--- Blok Teks ---
Surabaya, BisnisJatim.Id – Meskipun dibayangi kenaikan PPN menjadi 12 persen tahun 2025 yang akan menyebabkan daya beli masyarakat menurun, namun PT Suparma (SPMA) – produsen aneka kertas – akan tetap melanjutkan investasi baru dengan dana ratusan miliar rupiah. Hal ini karena pasar kertas tissue dan lainnya masih cukup menjanjikan.
Direktur PT Supaarma Tbk, Hendor Luhur, rencana pemerintah yang akan menaikan PPN menjadi 12 persen diperkirakan akan berdampak pada menurunya daya beli. Kendati begitu, kebutuhan kertas tissue, LWK dan lainnya masih tetap akan bertumbuh.
Hal ini karena bisnis sektor Horeka (hotel, restaurant dan kafe) yang menjadi market utama kertas tissue masih menjanjikan. Buktinya jumlah hotel, restaurant dan kafe baru terus bermunculan. Dan semuanya ramai pengunjung. Hal itu, tentu membutuhkan kertas tissue yang banyak.
“Selain itu, pasar kertas LWK yang banyak dikonsumsi UMKM juga terbuka lebar. Sebab banyak UMKM yang bergerak dibidang F&B juga membutuhkan kertas untuk menunjang bisnis mereka,” kata Hendro Luhur saat Public Expose secara virtual, Senin (25/11/2024).
Karena itu, lanjutnya, pihaknya akan terus menambah kapasitas produksi dengan investasi baru. Tahun ini emiten dengan kode perdagangan SPMA ini melanjutkan investasi mesin Steam boiler dengan belanja modal sebesar USD 10 juta. Sampai September ini, investasi telah menyerap sebesar USD 8,6 juta.
Keunggulan dari steam boiler ini lebih ramah lingkungan karena penggunaan bahan baku batu bara sebesar 25 persen atau sekitar 60 persen lebih rendah dibandigkan steam boiler yang sudah ada, serta sisanya memanfaatkan sludge, limbah plastik dan limbah kayu untuk diubah menjadi energi panas.
Selain itu, pihaknya juga melakukan investasi untuk pengembangan Paper Machine No 11. Anggaran dana yang dibutuhkan sekitar USD 23 juta. Mesin baru ini akan menghasilkan produk kertas tissue yang nantinya dapat menambah kapasitas terpasang kurang lebih 27.000 MT.
---
__Tugas Latihan__
#1 Dalam berita tentang investasi PT Suparma, berapa belanja modal yang dipakai untuk investasi mesin steam boiler?
#2 Salin persis baris-baris data, mulai dari baris yang memuat "8, 894, 20]" dan berhenti setelah baris yang memuat "list-item: Heat sources, such".
--- Data untuk Diolah ---
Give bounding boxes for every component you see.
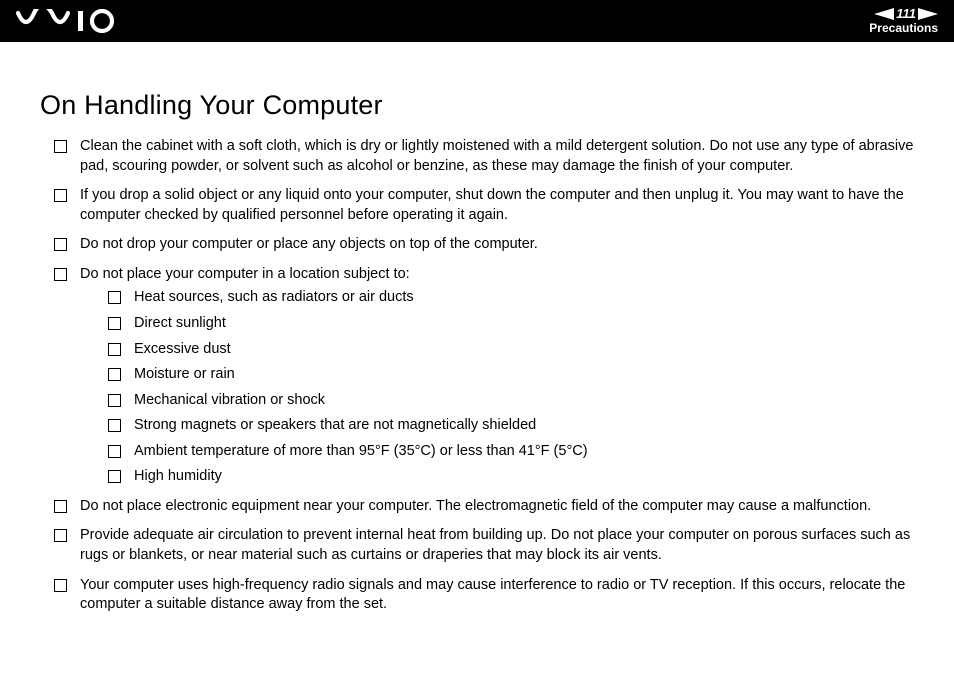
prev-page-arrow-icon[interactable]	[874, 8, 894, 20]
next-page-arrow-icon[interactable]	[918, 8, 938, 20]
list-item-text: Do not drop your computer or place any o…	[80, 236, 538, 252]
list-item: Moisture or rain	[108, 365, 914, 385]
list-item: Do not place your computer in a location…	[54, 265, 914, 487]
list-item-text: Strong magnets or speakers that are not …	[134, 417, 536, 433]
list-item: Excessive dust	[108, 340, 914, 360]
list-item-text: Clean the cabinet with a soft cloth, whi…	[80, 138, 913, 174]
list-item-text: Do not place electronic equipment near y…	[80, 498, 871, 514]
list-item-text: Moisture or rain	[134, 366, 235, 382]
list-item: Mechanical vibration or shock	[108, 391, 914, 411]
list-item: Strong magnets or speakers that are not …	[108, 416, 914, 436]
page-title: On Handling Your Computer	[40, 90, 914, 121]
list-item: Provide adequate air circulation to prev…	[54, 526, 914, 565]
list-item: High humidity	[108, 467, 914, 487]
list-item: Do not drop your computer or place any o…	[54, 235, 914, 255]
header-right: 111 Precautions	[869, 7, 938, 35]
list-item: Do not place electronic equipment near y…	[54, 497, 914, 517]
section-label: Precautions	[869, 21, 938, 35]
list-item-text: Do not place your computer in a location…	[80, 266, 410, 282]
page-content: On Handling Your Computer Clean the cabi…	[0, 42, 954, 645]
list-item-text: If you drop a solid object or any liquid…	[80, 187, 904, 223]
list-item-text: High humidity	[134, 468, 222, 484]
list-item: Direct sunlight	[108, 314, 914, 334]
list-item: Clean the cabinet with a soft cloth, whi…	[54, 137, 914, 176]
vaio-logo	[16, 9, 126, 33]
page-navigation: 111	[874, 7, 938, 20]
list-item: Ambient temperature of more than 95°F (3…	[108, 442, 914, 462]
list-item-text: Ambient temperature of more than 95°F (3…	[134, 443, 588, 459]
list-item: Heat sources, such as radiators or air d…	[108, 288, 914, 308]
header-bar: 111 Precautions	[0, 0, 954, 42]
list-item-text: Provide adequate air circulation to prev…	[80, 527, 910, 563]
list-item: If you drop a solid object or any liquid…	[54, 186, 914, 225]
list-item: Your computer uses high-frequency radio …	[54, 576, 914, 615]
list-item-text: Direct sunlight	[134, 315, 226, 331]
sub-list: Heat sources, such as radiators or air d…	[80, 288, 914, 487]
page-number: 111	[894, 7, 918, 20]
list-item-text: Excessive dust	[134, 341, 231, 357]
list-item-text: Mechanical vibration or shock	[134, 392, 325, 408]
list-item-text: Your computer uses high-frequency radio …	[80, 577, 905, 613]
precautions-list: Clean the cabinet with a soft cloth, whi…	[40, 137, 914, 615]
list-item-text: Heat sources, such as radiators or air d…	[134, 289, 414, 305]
---
__Kunci Jawaban__
#1 USD 10 juta.

#2
prev-page-arrow-icon[interactable]	[874, 8, 894, 20]
next-page-arrow-icon[interactable]	[918, 8, 938, 20]
list-item-text: Do not drop your computer or place any o…	[80, 236, 538, 252]
list-item: Moisture or rain	[108, 365, 914, 385]
list-item: Do not place your computer in a location…	[54, 265, 914, 487]
list-item-text: Strong magnets or speakers that are not …	[134, 417, 536, 433]
list-item: Excessive dust	[108, 340, 914, 360]
list-item-text: Clean the cabinet with a soft cloth, whi…	[80, 138, 913, 174]
list-item-text: Do not place electronic equipment near y…	[80, 498, 871, 514]
list-item-text: Moisture or rain	[134, 366, 235, 382]
list-item: Mechanical vibration or shock	[108, 391, 914, 411]
list-item: Strong magnets or speakers that are not …	[108, 416, 914, 436]
page-title: On Handling Your Computer	[40, 90, 914, 121]
list-item: Provide adequate air circulation to prev…	[54, 526, 914, 565]
list-item: High humidity	[108, 467, 914, 487]
list-item: Do not drop your computer or place any o…	[54, 235, 914, 255]
header-right: 111 Precautions	[869, 7, 938, 35]
list-item: Do not place electronic equipment near y…	[54, 497, 914, 517]
section-label: Precautions	[869, 21, 938, 35]
list-item-text: Do not place your computer in a location…	[80, 266, 410, 282]
page-content: On Handling Your Computer Clean the cabi…	[0, 42, 954, 645]
list-item-text: If you drop a solid object or any liquid…	[80, 187, 904, 223]
list-item-text: High humidity	[134, 468, 222, 484]
list-item: Direct sunlight	[108, 314, 914, 334]
list-item: Clean the cabinet with a soft cloth, whi…	[54, 137, 914, 176]
vaio-logo	[16, 9, 126, 33]
page-navigation: 111	[874, 7, 938, 20]
list-item: Ambient temperature of more than 95°F (3…	[108, 442, 914, 462]
list-item-text: Ambient temperature of more than 95°F (3…	[134, 443, 588, 459]
list-item: Heat sources, such as radiators or air d…	[108, 288, 914, 308]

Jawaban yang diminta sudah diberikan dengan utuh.